REQUIREMENT
How many lines of these entries hold the string "document"? Reply with the number alone.

SUPPLIED INFORMATION

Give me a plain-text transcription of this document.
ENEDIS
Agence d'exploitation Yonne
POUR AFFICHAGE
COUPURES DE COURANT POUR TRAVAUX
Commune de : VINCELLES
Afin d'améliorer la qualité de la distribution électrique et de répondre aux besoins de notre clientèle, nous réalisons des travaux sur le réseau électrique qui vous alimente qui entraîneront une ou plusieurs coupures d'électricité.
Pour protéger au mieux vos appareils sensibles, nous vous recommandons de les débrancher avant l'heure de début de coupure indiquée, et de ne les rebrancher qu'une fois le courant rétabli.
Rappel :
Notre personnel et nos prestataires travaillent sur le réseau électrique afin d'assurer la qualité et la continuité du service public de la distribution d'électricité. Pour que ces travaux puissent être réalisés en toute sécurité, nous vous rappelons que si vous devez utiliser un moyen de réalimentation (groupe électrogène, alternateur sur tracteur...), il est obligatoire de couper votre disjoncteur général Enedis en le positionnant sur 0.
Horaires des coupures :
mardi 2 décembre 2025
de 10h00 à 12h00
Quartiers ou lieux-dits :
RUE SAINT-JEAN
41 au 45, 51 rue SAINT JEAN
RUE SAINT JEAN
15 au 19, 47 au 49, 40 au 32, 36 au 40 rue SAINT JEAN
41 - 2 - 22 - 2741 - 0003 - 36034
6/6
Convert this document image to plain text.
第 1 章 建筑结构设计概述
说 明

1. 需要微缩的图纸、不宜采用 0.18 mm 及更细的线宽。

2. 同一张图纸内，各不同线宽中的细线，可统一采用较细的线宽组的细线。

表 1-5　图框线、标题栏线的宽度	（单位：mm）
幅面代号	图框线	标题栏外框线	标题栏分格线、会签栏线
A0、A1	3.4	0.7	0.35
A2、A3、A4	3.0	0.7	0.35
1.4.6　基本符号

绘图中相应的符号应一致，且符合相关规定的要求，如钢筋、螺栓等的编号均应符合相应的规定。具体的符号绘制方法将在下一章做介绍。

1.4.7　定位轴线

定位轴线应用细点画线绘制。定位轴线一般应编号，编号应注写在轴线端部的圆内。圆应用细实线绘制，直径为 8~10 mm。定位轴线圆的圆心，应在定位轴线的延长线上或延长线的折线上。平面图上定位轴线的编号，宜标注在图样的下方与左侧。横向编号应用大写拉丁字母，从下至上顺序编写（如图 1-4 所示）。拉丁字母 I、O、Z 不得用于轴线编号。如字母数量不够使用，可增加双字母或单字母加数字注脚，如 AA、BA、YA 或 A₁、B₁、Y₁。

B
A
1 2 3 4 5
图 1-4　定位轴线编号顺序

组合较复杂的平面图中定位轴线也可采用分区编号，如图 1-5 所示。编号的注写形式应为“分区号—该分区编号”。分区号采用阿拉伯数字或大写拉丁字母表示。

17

SOLVED PROBLEM
2